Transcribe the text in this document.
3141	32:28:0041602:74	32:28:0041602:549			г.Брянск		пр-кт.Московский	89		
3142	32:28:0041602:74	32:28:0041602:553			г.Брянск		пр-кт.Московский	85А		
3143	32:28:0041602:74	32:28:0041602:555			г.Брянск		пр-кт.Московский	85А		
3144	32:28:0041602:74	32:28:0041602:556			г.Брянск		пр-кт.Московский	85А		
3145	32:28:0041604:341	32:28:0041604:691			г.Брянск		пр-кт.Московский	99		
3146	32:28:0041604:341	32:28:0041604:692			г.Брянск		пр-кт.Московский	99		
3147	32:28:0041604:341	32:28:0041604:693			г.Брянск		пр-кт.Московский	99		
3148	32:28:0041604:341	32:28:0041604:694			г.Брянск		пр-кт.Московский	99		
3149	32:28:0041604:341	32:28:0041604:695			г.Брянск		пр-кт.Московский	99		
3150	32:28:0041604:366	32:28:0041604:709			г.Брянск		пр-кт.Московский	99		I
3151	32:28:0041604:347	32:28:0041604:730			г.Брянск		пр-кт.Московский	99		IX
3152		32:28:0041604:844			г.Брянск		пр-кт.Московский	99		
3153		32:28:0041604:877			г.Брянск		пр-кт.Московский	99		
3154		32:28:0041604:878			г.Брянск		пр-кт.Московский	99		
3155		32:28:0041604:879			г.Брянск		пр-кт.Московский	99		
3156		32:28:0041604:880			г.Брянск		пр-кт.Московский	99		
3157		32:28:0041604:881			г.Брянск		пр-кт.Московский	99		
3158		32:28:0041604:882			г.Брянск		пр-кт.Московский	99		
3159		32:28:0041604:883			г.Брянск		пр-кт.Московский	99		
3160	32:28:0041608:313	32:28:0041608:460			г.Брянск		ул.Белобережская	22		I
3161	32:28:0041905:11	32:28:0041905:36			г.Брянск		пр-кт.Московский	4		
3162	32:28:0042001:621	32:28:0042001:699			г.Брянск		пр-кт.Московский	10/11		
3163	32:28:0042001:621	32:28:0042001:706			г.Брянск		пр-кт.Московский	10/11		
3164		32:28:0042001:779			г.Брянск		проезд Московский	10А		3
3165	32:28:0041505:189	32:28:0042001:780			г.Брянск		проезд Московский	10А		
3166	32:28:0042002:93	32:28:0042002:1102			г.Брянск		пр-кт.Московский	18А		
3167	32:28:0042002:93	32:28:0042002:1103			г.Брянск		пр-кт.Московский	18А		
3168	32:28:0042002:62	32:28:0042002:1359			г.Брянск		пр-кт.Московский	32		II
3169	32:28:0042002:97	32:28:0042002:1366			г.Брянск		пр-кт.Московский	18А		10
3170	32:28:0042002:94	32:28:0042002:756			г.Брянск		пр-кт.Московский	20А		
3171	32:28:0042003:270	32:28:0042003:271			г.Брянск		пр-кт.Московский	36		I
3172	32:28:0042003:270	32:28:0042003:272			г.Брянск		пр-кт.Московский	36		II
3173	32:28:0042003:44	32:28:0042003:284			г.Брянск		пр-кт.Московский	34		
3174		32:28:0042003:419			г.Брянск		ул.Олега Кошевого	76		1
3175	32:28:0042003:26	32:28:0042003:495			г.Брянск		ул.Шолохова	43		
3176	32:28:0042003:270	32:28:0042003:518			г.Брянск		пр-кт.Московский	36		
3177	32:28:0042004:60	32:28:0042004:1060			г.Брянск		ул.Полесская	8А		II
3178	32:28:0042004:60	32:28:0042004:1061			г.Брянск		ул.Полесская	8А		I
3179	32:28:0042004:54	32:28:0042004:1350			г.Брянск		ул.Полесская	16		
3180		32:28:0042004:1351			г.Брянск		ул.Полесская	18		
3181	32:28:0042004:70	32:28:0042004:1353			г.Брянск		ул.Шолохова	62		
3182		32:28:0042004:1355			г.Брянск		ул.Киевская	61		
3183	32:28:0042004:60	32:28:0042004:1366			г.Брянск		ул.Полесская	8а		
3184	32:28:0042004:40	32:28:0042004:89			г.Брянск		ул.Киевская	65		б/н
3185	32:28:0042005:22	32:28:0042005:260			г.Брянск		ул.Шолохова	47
# # # #
## [PROBLEM DESCRIPTION]
Gather each line from the listing above that holds "Полесская".

## [EXERCISE SOLUTION]
3177	32:28:0042004:60	32:28:0042004:1060			г.Брянск		ул.Полесская	8А		II
3178	32:28:0042004:60	32:28:0042004:1061			г.Брянск		ул.Полесская	8А		I
3179	32:28:0042004:54	32:28:0042004:1350			г.Брянск		ул.Полесская	16		
3180		32:28:0042004:1351			г.Брянск		ул.Полесская	18		
3183	32:28:0042004:60	32:28:0042004:1366			г.Брянск		ул.Полесская	8а		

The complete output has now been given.